-------- Input records --------

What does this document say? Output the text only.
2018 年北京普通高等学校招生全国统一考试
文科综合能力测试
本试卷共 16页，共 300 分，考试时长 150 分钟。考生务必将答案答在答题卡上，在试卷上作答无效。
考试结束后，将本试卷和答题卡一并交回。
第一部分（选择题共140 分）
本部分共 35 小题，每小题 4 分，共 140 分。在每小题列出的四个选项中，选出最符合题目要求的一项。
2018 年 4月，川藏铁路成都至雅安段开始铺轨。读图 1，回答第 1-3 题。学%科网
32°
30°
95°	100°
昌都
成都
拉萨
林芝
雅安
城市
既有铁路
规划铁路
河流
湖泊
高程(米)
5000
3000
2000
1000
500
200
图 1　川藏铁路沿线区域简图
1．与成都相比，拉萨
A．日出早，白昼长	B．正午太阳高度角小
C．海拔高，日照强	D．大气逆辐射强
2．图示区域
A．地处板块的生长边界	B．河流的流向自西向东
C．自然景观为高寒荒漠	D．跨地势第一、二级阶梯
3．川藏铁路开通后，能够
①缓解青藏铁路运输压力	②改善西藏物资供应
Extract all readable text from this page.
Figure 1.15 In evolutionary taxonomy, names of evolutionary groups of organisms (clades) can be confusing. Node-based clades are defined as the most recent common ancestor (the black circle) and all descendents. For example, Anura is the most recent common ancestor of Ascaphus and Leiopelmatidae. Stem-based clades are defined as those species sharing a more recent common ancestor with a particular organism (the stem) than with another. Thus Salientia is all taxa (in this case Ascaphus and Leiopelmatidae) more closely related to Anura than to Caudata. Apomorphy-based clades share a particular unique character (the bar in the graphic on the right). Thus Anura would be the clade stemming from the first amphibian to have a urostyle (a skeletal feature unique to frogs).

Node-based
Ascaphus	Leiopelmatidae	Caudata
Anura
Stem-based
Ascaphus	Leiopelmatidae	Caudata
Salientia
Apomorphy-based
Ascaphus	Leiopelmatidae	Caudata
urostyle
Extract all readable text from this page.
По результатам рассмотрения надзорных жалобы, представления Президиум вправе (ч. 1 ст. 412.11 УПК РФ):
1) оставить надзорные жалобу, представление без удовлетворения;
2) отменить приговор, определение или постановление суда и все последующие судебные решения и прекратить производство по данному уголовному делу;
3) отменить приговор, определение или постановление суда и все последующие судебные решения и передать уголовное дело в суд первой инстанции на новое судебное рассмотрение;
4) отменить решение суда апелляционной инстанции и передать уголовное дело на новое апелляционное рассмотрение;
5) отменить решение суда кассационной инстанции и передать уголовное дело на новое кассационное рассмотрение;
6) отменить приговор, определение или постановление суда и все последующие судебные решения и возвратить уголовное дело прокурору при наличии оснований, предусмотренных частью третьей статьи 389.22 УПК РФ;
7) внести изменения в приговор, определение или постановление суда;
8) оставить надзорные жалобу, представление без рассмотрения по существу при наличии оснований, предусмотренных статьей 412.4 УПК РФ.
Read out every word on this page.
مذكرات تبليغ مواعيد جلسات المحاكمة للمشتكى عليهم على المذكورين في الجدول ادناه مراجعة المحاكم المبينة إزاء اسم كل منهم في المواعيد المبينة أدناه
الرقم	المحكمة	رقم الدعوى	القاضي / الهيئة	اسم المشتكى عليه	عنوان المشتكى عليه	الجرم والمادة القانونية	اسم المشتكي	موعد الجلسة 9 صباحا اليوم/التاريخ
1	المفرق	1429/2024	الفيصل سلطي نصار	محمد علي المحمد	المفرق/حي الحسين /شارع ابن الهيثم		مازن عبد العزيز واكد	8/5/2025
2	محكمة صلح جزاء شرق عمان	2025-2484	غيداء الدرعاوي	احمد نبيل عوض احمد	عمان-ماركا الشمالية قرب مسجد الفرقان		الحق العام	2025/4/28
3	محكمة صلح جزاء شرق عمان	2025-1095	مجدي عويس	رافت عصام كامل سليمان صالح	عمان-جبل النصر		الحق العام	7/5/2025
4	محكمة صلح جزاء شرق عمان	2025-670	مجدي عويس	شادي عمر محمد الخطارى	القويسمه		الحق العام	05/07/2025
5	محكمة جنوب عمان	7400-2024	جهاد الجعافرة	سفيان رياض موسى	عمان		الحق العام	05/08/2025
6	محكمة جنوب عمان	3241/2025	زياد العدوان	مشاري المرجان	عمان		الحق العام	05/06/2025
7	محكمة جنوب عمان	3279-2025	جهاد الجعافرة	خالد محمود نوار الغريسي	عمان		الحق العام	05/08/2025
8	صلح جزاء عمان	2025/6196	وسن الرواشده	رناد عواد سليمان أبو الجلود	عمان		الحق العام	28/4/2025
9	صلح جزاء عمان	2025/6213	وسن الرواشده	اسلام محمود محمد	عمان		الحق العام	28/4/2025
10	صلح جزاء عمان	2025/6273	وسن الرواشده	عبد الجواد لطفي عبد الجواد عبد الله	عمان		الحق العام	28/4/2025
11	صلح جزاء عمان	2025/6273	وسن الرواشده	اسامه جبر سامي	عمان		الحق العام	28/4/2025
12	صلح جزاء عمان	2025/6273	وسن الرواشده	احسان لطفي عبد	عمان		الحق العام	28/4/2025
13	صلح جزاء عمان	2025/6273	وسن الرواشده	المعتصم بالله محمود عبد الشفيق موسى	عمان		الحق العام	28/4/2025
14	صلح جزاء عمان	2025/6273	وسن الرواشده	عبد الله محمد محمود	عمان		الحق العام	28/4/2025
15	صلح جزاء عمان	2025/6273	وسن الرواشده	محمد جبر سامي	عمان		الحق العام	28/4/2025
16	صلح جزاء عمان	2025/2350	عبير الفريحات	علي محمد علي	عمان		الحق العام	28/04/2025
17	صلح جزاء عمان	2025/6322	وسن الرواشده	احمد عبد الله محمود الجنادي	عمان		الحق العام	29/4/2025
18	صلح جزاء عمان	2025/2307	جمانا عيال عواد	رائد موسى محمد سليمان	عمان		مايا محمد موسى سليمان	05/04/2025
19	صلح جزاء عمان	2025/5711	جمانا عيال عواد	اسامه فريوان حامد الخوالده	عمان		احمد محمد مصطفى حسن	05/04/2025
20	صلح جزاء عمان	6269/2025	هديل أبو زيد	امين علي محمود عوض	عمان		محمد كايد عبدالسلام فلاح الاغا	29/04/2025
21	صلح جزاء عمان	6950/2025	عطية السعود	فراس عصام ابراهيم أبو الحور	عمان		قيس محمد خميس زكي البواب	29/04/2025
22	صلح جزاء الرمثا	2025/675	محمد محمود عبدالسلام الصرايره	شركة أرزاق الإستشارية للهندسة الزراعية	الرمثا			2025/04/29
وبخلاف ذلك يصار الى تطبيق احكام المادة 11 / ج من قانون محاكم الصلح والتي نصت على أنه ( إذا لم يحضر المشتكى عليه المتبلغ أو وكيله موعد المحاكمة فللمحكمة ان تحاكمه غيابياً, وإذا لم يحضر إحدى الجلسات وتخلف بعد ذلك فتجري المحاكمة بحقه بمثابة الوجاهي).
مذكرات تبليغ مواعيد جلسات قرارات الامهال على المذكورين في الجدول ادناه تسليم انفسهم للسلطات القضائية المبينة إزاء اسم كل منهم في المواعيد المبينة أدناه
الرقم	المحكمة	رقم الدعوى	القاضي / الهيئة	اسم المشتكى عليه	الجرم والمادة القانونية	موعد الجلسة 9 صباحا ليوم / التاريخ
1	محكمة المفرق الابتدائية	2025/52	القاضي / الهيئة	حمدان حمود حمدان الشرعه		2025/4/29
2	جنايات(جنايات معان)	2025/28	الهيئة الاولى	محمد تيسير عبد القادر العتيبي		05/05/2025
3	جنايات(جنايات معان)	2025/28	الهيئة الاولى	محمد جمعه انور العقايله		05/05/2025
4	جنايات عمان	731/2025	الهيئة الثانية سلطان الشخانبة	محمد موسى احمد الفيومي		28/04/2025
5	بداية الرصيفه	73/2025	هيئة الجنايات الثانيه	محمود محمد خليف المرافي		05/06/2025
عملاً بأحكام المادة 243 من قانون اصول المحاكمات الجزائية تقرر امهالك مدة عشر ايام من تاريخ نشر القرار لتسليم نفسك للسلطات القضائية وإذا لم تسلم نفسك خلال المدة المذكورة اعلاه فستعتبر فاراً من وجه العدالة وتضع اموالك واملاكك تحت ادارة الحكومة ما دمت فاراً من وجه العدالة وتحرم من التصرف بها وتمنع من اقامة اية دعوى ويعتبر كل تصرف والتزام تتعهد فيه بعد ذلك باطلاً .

--------

Show, from the material above, each line that includes the string "передать".

▶ _Answer for the task_
3) отменить приговор, определение или постановление суда и все последующие судебные решения и передать уголовное дело в суд первой инстанции на новое судебное рассмотрение;
4) отменить решение суда апелляционной инстанции и передать уголовное дело на новое апелляционное рассмотрение;
5) отменить решение суда кассационной инстанции и передать уголовное дело на новое кассационное рассмотрение;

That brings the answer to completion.